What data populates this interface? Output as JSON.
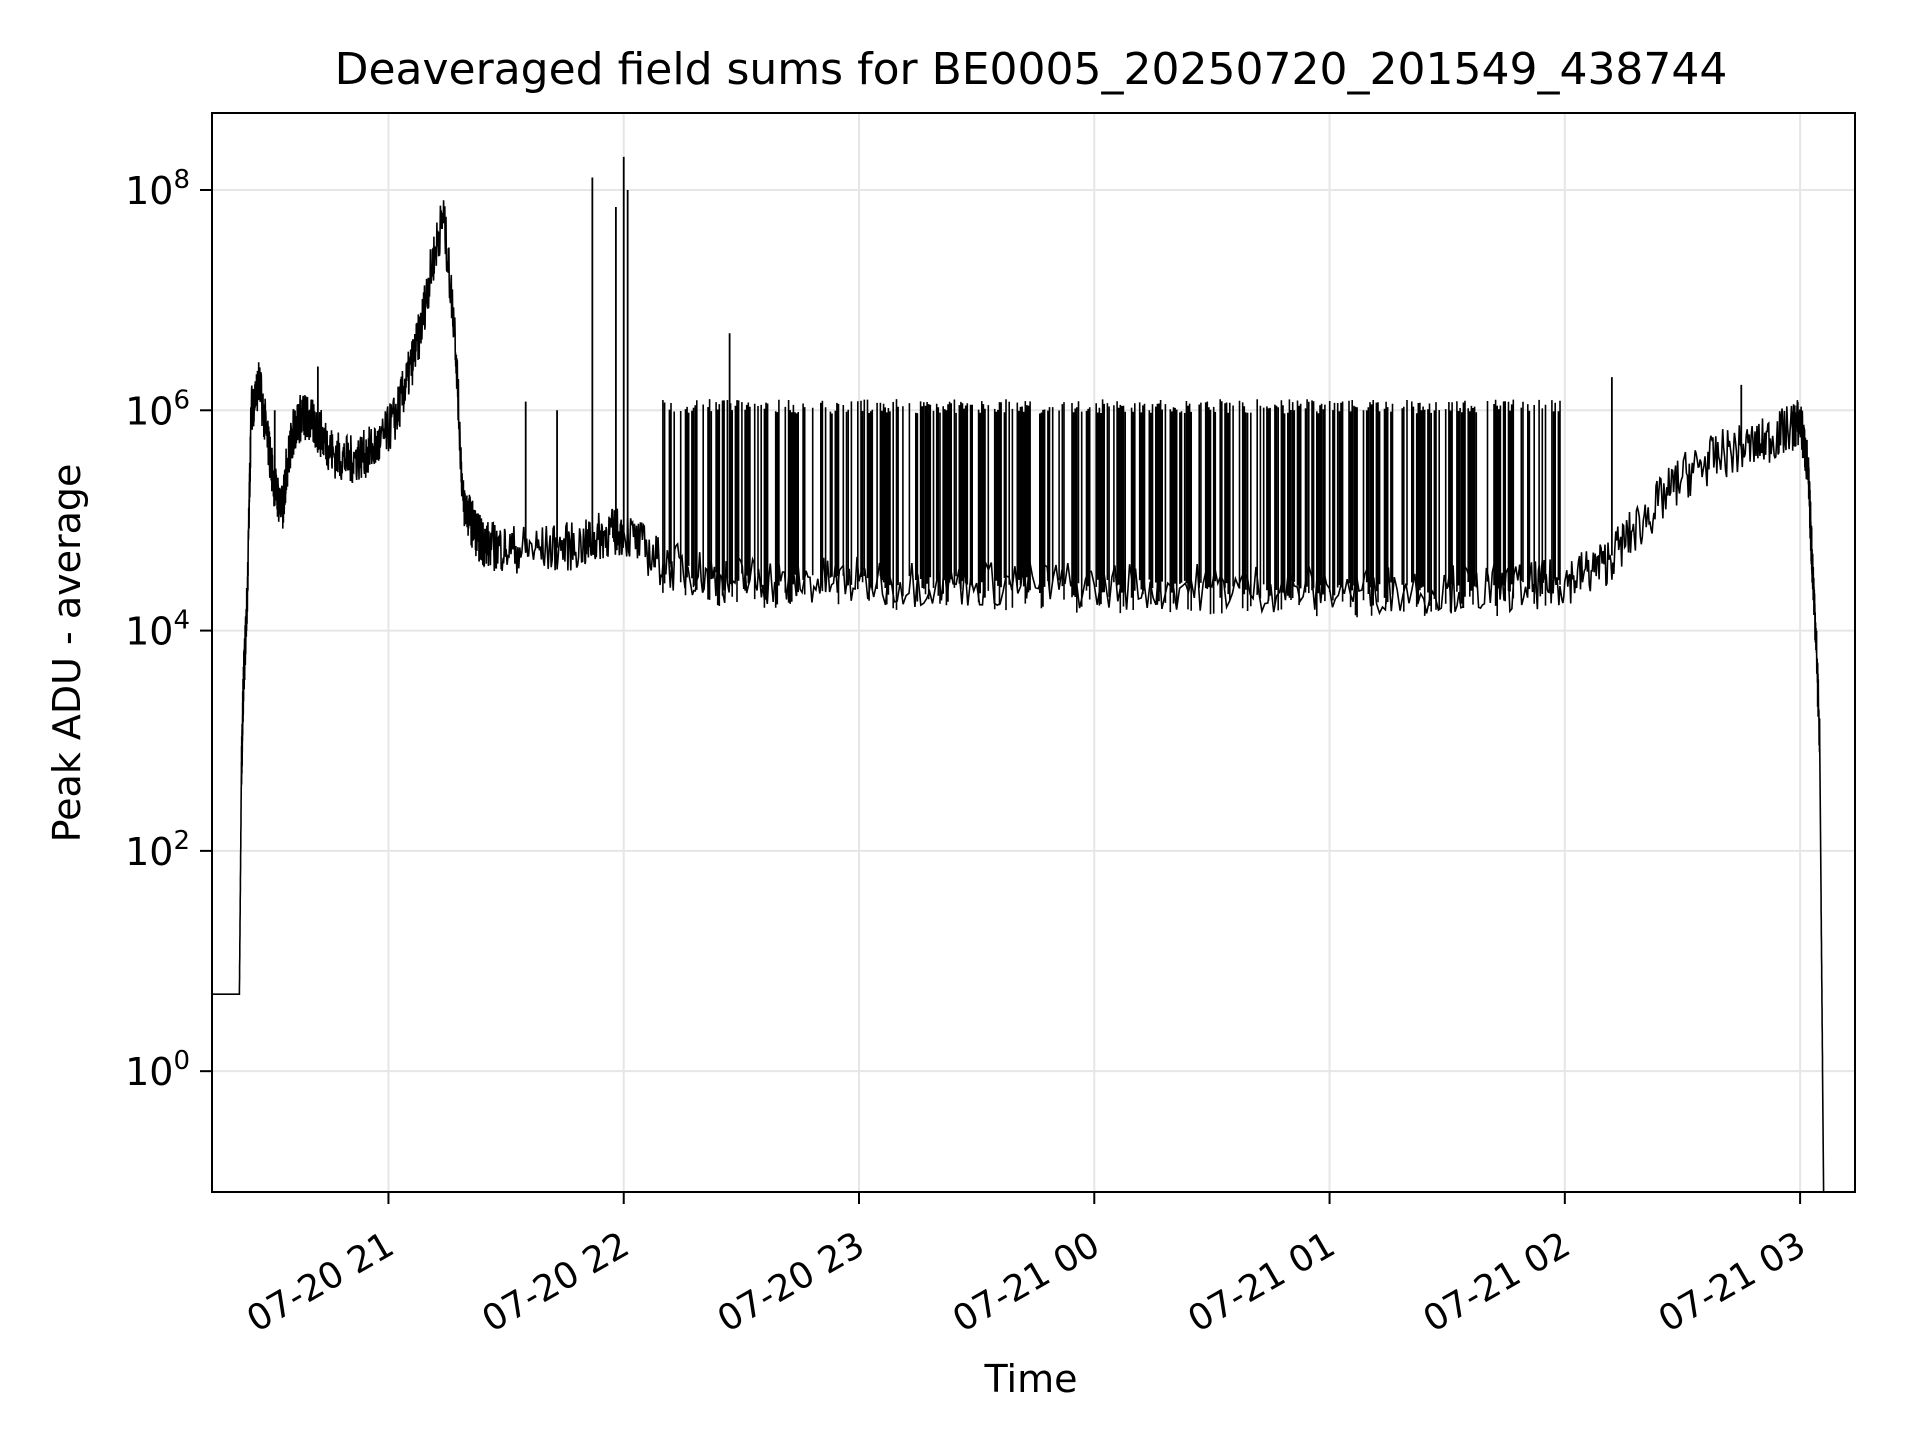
{
  "chart_data": {
    "type": "line",
    "title": "Deaveraged field sums for BE0005_20250720_201549_438744",
    "xlabel": "Time",
    "ylabel": "Peak ADU - average",
    "y_scale": "log",
    "ylim": [
      0.08,
      500000000.0
    ],
    "y_ticks": [
      1,
      100,
      10000,
      1000000,
      100000000
    ],
    "y_tick_labels": [
      {
        "base": "10",
        "exp": "0"
      },
      {
        "base": "10",
        "exp": "2"
      },
      {
        "base": "10",
        "exp": "4"
      },
      {
        "base": "10",
        "exp": "6"
      },
      {
        "base": "10",
        "exp": "8"
      }
    ],
    "xlim": [
      "2025-07-20 20:15",
      "2025-07-21 03:14"
    ],
    "x_ticks": [
      "2025-07-20 21:00",
      "2025-07-20 22:00",
      "2025-07-20 23:00",
      "2025-07-21 00:00",
      "2025-07-21 01:00",
      "2025-07-21 02:00",
      "2025-07-21 03:00"
    ],
    "x_tick_labels": [
      "07-20 21",
      "07-20 22",
      "07-20 23",
      "07-21 00",
      "07-21 01",
      "07-21 02",
      "07-21 03"
    ],
    "grid": true,
    "line_color": "#000000",
    "grid_color": "#e6e6e6",
    "series": [
      {
        "x": [
          "2025-07-20 20:15",
          "2025-07-20 20:18",
          "2025-07-20 20:22",
          "2025-07-20 20:22:30",
          "2025-07-20 20:23",
          "2025-07-20 20:24",
          "2025-07-20 20:25",
          "2025-07-20 20:27",
          "2025-07-20 20:29",
          "2025-07-20 20:31",
          "2025-07-20 20:33",
          "2025-07-20 20:34",
          "2025-07-20 20:36",
          "2025-07-20 20:38",
          "2025-07-20 20:40",
          "2025-07-20 20:43",
          "2025-07-20 20:46",
          "2025-07-20 20:50",
          "2025-07-20 20:54",
          "2025-07-20 20:58",
          "2025-07-20 21:02",
          "2025-07-20 21:05",
          "2025-07-20 21:08",
          "2025-07-20 21:11",
          "2025-07-20 21:14",
          "2025-07-20 21:17",
          "2025-07-20 21:19",
          "2025-07-20 21:21",
          "2025-07-20 21:23",
          "2025-07-20 21:25",
          "2025-07-20 21:30",
          "2025-07-20 21:40",
          "2025-07-20 21:50",
          "2025-07-20 21:55",
          "2025-07-20 22:00",
          "2025-07-20 22:10",
          "2025-07-20 22:25",
          "2025-07-20 22:40",
          "2025-07-20 23:00",
          "2025-07-20 23:30",
          "2025-07-21 00:00",
          "2025-07-21 00:30",
          "2025-07-21 01:00",
          "2025-07-21 01:30",
          "2025-07-21 01:50",
          "2025-07-21 02:00",
          "2025-07-21 02:10",
          "2025-07-21 02:20",
          "2025-07-21 02:30",
          "2025-07-21 02:40",
          "2025-07-21 02:50",
          "2025-07-21 02:58",
          "2025-07-21 03:00",
          "2025-07-21 03:02",
          "2025-07-21 03:03",
          "2025-07-21 03:04",
          "2025-07-21 03:05",
          "2025-07-21 03:06"
        ],
        "y": [
          5,
          5,
          5,
          500,
          3000,
          20000,
          1000000,
          1800000,
          600000,
          200000,
          120000,
          300000,
          700000,
          900000,
          800000,
          600000,
          400000,
          350000,
          400000,
          500000,
          900000,
          2000000,
          5000000,
          20000000,
          60000000,
          5000000,
          150000,
          100000,
          70000,
          60000,
          55000,
          55000,
          60000,
          75000,
          80000,
          40000,
          30000,
          28000,
          28000,
          27000,
          26000,
          25000,
          24000,
          24000,
          25000,
          28000,
          40000,
          100000,
          250000,
          400000,
          500000,
          700000,
          800000,
          300000,
          50000,
          10000,
          1000,
          0.08
        ]
      }
    ],
    "spikes": [
      {
        "x": "2025-07-20 20:31",
        "y": 1000000
      },
      {
        "x": "2025-07-20 20:42",
        "y": 2500000
      },
      {
        "x": "2025-07-20 21:35",
        "y": 1200000
      },
      {
        "x": "2025-07-20 21:43",
        "y": 1000000
      },
      {
        "x": "2025-07-20 21:52",
        "y": 130000000
      },
      {
        "x": "2025-07-20 21:58",
        "y": 70000000
      },
      {
        "x": "2025-07-20 22:00",
        "y": 200000000
      },
      {
        "x": "2025-07-20 22:01",
        "y": 100000000
      },
      {
        "x": "2025-07-20 22:27",
        "y": 5000000
      },
      {
        "x": "2025-07-21 02:12",
        "y": 2000000
      },
      {
        "x": "2025-07-21 02:45",
        "y": 1700000
      }
    ],
    "band": {
      "x_start": "2025-07-20 22:10",
      "x_end": "2025-07-21 02:00",
      "y_high": 1100000
    }
  }
}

━━━━

__Short exercise__.
Images must not appear in the copy; reproduce everything else in the records verbatim.

__Response__.
What data populates this interface? Output as JSON.
{
  "chart_data": {
    "type": "line",
    "title": "Deaveraged field sums for BE0005_20250720_201549_438744",
    "xlabel": "Time",
    "ylabel": "Peak ADU - average",
    "y_scale": "log",
    "ylim": [
      0.08,
      500000000.0
    ],
    "y_ticks": [
      1,
      100,
      10000,
      1000000,
      100000000
    ],
    "y_tick_labels": [
      {
        "base": "10",
        "exp": "0"
      },
      {
        "base": "10",
        "exp": "2"
      },
      {
        "base": "10",
        "exp": "4"
      },
      {
        "base": "10",
        "exp": "6"
      },
      {
        "base": "10",
        "exp": "8"
      }
    ],
    "xlim": [
      "2025-07-20 20:15",
      "2025-07-21 03:14"
    ],
    "x_ticks": [
      "2025-07-20 21:00",
      "2025-07-20 22:00",
      "2025-07-20 23:00",
      "2025-07-21 00:00",
      "2025-07-21 01:00",
      "2025-07-21 02:00",
      "2025-07-21 03:00"
    ],
    "x_tick_labels": [
      "07-20 21",
      "07-20 22",
      "07-20 23",
      "07-21 00",
      "07-21 01",
      "07-21 02",
      "07-21 03"
    ],
    "grid": true,
    "line_color": "#000000",
    "grid_color": "#e6e6e6",
    "series": [
      {
        "x": [
          "2025-07-20 20:15",
          "2025-07-20 20:18",
          "2025-07-20 20:22",
          "2025-07-20 20:22:30",
          "2025-07-20 20:23",
          "2025-07-20 20:24",
          "2025-07-20 20:25",
          "2025-07-20 20:27",
          "2025-07-20 20:29",
          "2025-07-20 20:31",
          "2025-07-20 20:33",
          "2025-07-20 20:34",
          "2025-07-20 20:36",
          "2025-07-20 20:38",
          "2025-07-20 20:40",
          "2025-07-20 20:43",
          "2025-07-20 20:46",
          "2025-07-20 20:50",
          "2025-07-20 20:54",
          "2025-07-20 20:58",
          "2025-07-20 21:02",
          "2025-07-20 21:05",
          "2025-07-20 21:08",
          "2025-07-20 21:11",
          "2025-07-20 21:14",
          "2025-07-20 21:17",
          "2025-07-20 21:19",
          "2025-07-20 21:21",
          "2025-07-20 21:23",
          "2025-07-20 21:25",
          "2025-07-20 21:30",
          "2025-07-20 21:40",
          "2025-07-20 21:50",
          "2025-07-20 21:55",
          "2025-07-20 22:00",
          "2025-07-20 22:10",
          "2025-07-20 22:25",
          "2025-07-20 22:40",
          "2025-07-20 23:00",
          "2025-07-20 23:30",
          "2025-07-21 00:00",
          "2025-07-21 00:30",
          "2025-07-21 01:00",
          "2025-07-21 01:30",
          "2025-07-21 01:50",
          "2025-07-21 02:00",
          "2025-07-21 02:10",
          "2025-07-21 02:20",
          "2025-07-21 02:30",
          "2025-07-21 02:40",
          "2025-07-21 02:50",
          "2025-07-21 02:58",
          "2025-07-21 03:00",
          "2025-07-21 03:02",
          "2025-07-21 03:03",
          "2025-07-21 03:04",
          "2025-07-21 03:05",
          "2025-07-21 03:06"
        ],
        "y": [
          5,
          5,
          5,
          500,
          3000,
          20000,
          1000000,
          1800000,
          600000,
          200000,
          120000,
          300000,
          700000,
          900000,
          800000,
          600000,
          400000,
          350000,
          400000,
          500000,
          900000,
          2000000,
          5000000,
          20000000,
          60000000,
          5000000,
          150000,
          100000,
          70000,
          60000,
          55000,
          55000,
          60000,
          75000,
          80000,
          40000,
          30000,
          28000,
          28000,
          27000,
          26000,
          25000,
          24000,
          24000,
          25000,
          28000,
          40000,
          100000,
          250000,
          400000,
          500000,
          700000,
          800000,
          300000,
          50000,
          10000,
          1000,
          0.08
        ]
      }
    ],
    "spikes": [
      {
        "x": "2025-07-20 20:31",
        "y": 1000000
      },
      {
        "x": "2025-07-20 20:42",
        "y": 2500000
      },
      {
        "x": "2025-07-20 21:35",
        "y": 1200000
      },
      {
        "x": "2025-07-20 21:43",
        "y": 1000000
      },
      {
        "x": "2025-07-20 21:52",
        "y": 130000000
      },
      {
        "x": "2025-07-20 21:58",
        "y": 70000000
      },
      {
        "x": "2025-07-20 22:00",
        "y": 200000000
      },
      {
        "x": "2025-07-20 22:01",
        "y": 100000000
      },
      {
        "x": "2025-07-20 22:27",
        "y": 5000000
      },
      {
        "x": "2025-07-21 02:12",
        "y": 2000000
      },
      {
        "x": "2025-07-21 02:45",
        "y": 1700000
      }
    ],
    "band": {
      "x_start": "2025-07-20 22:10",
      "x_end": "2025-07-21 02:00",
      "y_high": 1100000
    }
  }
}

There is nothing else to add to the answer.